** BEGIN Provided data **
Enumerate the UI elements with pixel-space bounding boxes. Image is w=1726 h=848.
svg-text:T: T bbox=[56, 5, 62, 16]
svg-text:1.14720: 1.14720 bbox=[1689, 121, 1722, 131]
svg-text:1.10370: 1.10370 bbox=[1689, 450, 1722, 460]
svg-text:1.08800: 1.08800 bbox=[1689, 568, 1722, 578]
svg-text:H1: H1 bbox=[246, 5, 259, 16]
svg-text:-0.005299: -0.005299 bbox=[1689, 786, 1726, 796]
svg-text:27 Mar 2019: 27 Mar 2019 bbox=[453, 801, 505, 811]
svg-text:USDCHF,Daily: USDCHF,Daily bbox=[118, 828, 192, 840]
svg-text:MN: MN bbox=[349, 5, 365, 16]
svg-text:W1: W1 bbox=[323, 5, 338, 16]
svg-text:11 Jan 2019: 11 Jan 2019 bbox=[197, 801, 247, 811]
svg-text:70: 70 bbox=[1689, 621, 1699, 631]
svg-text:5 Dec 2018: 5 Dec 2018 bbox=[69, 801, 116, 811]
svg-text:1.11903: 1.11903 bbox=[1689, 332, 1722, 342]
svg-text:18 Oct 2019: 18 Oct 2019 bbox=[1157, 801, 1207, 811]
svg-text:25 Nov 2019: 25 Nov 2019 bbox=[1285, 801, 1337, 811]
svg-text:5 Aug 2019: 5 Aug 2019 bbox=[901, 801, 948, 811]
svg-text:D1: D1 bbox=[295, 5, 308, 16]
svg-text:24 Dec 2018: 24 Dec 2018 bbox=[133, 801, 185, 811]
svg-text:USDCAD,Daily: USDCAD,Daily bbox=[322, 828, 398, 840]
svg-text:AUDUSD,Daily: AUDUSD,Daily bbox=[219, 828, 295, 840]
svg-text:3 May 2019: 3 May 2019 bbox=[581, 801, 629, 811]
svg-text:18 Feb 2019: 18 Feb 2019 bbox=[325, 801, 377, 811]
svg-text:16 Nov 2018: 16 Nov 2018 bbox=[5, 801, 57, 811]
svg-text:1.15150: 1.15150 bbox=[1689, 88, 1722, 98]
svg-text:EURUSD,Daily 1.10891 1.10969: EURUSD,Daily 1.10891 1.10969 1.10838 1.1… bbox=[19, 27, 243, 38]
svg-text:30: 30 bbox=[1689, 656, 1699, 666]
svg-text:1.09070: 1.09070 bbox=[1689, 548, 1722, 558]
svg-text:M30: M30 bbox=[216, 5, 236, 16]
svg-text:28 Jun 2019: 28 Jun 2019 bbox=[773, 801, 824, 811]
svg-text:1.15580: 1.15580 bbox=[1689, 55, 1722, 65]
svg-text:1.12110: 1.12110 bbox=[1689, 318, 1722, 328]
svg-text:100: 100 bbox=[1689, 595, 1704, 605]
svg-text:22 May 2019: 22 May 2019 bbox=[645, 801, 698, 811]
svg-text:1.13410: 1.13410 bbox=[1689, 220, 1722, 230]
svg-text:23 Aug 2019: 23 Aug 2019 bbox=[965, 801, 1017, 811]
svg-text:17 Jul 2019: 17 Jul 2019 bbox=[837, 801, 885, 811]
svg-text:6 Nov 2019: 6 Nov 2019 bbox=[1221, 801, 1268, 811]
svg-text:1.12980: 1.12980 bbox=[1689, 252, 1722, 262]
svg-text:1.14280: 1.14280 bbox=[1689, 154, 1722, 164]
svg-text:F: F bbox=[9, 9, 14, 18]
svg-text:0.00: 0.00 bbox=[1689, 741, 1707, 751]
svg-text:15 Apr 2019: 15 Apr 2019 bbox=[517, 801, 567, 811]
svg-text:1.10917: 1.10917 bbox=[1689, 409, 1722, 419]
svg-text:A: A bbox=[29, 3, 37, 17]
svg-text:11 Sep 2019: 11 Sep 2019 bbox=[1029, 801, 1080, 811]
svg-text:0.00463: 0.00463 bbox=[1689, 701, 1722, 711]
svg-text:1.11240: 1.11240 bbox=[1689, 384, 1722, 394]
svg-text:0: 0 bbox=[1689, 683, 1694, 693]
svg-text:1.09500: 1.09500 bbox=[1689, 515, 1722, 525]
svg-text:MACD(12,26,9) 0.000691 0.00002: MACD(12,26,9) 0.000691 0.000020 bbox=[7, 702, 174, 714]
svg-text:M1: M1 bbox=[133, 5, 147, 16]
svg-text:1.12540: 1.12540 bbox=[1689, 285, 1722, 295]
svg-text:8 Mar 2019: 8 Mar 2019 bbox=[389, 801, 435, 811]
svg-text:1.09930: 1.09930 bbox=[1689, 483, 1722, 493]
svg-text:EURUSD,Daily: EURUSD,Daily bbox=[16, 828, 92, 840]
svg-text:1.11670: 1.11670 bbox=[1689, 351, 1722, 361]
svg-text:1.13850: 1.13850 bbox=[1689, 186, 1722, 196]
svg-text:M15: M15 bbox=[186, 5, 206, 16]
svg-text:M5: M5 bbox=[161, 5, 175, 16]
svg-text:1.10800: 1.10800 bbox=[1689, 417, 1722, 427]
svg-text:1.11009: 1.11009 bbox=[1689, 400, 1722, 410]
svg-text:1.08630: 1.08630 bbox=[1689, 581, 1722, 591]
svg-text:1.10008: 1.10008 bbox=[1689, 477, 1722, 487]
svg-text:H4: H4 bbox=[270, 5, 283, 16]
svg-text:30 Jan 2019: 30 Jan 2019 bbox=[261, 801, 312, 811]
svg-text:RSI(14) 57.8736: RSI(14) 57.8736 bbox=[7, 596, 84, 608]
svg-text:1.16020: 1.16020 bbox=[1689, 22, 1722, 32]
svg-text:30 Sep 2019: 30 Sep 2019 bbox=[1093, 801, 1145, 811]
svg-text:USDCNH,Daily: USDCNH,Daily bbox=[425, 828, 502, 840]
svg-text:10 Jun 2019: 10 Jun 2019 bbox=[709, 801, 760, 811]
** END Provided data **
## Exercise
Reproduce the lines above, changing each "Daily" to "Weekly" and keeping everything else the same.

## Task solution
Enumerate the UI elements with pixel-space bounding boxes. Image is w=1726 h=848.
svg-text:T: T bbox=[56, 5, 62, 16]
svg-text:1.14720: 1.14720 bbox=[1689, 121, 1722, 131]
svg-text:1.10370: 1.10370 bbox=[1689, 450, 1722, 460]
svg-text:1.08800: 1.08800 bbox=[1689, 568, 1722, 578]
svg-text:H1: H1 bbox=[246, 5, 259, 16]
svg-text:-0.005299: -0.005299 bbox=[1689, 786, 1726, 796]
svg-text:27 Mar 2019: 27 Mar 2019 bbox=[453, 801, 505, 811]
svg-text:USDCHF,Weekly: USDCHF,Weekly bbox=[118, 828, 192, 840]
svg-text:MN: MN bbox=[349, 5, 365, 16]
svg-text:W1: W1 bbox=[323, 5, 338, 16]
svg-text:11 Jan 2019: 11 Jan 2019 bbox=[197, 801, 247, 811]
svg-text:70: 70 bbox=[1689, 621, 1699, 631]
svg-text:5 Dec 2018: 5 Dec 2018 bbox=[69, 801, 116, 811]
svg-text:1.11903: 1.11903 bbox=[1689, 332, 1722, 342]
svg-text:18 Oct 2019: 18 Oct 2019 bbox=[1157, 801, 1207, 811]
svg-text:25 Nov 2019: 25 Nov 2019 bbox=[1285, 801, 1337, 811]
svg-text:5 Aug 2019: 5 Aug 2019 bbox=[901, 801, 948, 811]
svg-text:D1: D1 bbox=[295, 5, 308, 16]
svg-text:24 Dec 2018: 24 Dec 2018 bbox=[133, 801, 185, 811]
svg-text:USDCAD,Weekly: USDCAD,Weekly bbox=[322, 828, 398, 840]
svg-text:AUDUSD,Weekly: AUDUSD,Weekly bbox=[219, 828, 295, 840]
svg-text:3 May 2019: 3 May 2019 bbox=[581, 801, 629, 811]
svg-text:18 Feb 2019: 18 Feb 2019 bbox=[325, 801, 377, 811]
svg-text:16 Nov 2018: 16 Nov 2018 bbox=[5, 801, 57, 811]
svg-text:1.15150: 1.15150 bbox=[1689, 88, 1722, 98]
svg-text:EURUSD,Weekly 1.10891 1.10969: EURUSD,Weekly 1.10891 1.10969 1.10838 1.1… bbox=[19, 27, 243, 38]
svg-text:30: 30 bbox=[1689, 656, 1699, 666]
svg-text:1.09070: 1.09070 bbox=[1689, 548, 1722, 558]
svg-text:M30: M30 bbox=[216, 5, 236, 16]
svg-text:28 Jun 2019: 28 Jun 2019 bbox=[773, 801, 824, 811]
svg-text:1.15580: 1.15580 bbox=[1689, 55, 1722, 65]
svg-text:1.12110: 1.12110 bbox=[1689, 318, 1722, 328]
svg-text:100: 100 bbox=[1689, 595, 1704, 605]
svg-text:22 May 2019: 22 May 2019 bbox=[645, 801, 698, 811]
svg-text:1.13410: 1.13410 bbox=[1689, 220, 1722, 230]
svg-text:23 Aug 2019: 23 Aug 2019 bbox=[965, 801, 1017, 811]
svg-text:17 Jul 2019: 17 Jul 2019 bbox=[837, 801, 885, 811]
svg-text:6 Nov 2019: 6 Nov 2019 bbox=[1221, 801, 1268, 811]
svg-text:1.12980: 1.12980 bbox=[1689, 252, 1722, 262]
svg-text:1.14280: 1.14280 bbox=[1689, 154, 1722, 164]
svg-text:F: F bbox=[9, 9, 14, 18]
svg-text:0.00: 0.00 bbox=[1689, 741, 1707, 751]
svg-text:15 Apr 2019: 15 Apr 2019 bbox=[517, 801, 567, 811]
svg-text:1.10917: 1.10917 bbox=[1689, 409, 1722, 419]
svg-text:A: A bbox=[29, 3, 37, 17]
svg-text:11 Sep 2019: 11 Sep 2019 bbox=[1029, 801, 1080, 811]
svg-text:0.00463: 0.00463 bbox=[1689, 701, 1722, 711]
svg-text:1.11240: 1.11240 bbox=[1689, 384, 1722, 394]
svg-text:0: 0 bbox=[1689, 683, 1694, 693]
svg-text:1.09500: 1.09500 bbox=[1689, 515, 1722, 525]
svg-text:MACD(12,26,9) 0.000691 0.00002: MACD(12,26,9) 0.000691 0.000020 bbox=[7, 702, 174, 714]
svg-text:M1: M1 bbox=[133, 5, 147, 16]
svg-text:1.12540: 1.12540 bbox=[1689, 285, 1722, 295]
svg-text:8 Mar 2019: 8 Mar 2019 bbox=[389, 801, 435, 811]
svg-text:1.09930: 1.09930 bbox=[1689, 483, 1722, 493]
svg-text:EURUSD,Weekly: EURUSD,Weekly bbox=[16, 828, 92, 840]
svg-text:1.11670: 1.11670 bbox=[1689, 351, 1722, 361]
svg-text:1.13850: 1.13850 bbox=[1689, 186, 1722, 196]
svg-text:M15: M15 bbox=[186, 5, 206, 16]
svg-text:M5: M5 bbox=[161, 5, 175, 16]
svg-text:1.10800: 1.10800 bbox=[1689, 417, 1722, 427]
svg-text:1.11009: 1.11009 bbox=[1689, 400, 1722, 410]
svg-text:1.08630: 1.08630 bbox=[1689, 581, 1722, 591]
svg-text:1.10008: 1.10008 bbox=[1689, 477, 1722, 487]
svg-text:H4: H4 bbox=[270, 5, 283, 16]
svg-text:30 Jan 2019: 30 Jan 2019 bbox=[261, 801, 312, 811]
svg-text:RSI(14) 57.8736: RSI(14) 57.8736 bbox=[7, 596, 84, 608]
svg-text:1.16020: 1.16020 bbox=[1689, 22, 1722, 32]
svg-text:30 Sep 2019: 30 Sep 2019 bbox=[1093, 801, 1145, 811]
svg-text:USDCNH,Weekly: USDCNH,Weekly bbox=[425, 828, 502, 840]
svg-text:10 Jun 2019: 10 Jun 2019 bbox=[709, 801, 760, 811]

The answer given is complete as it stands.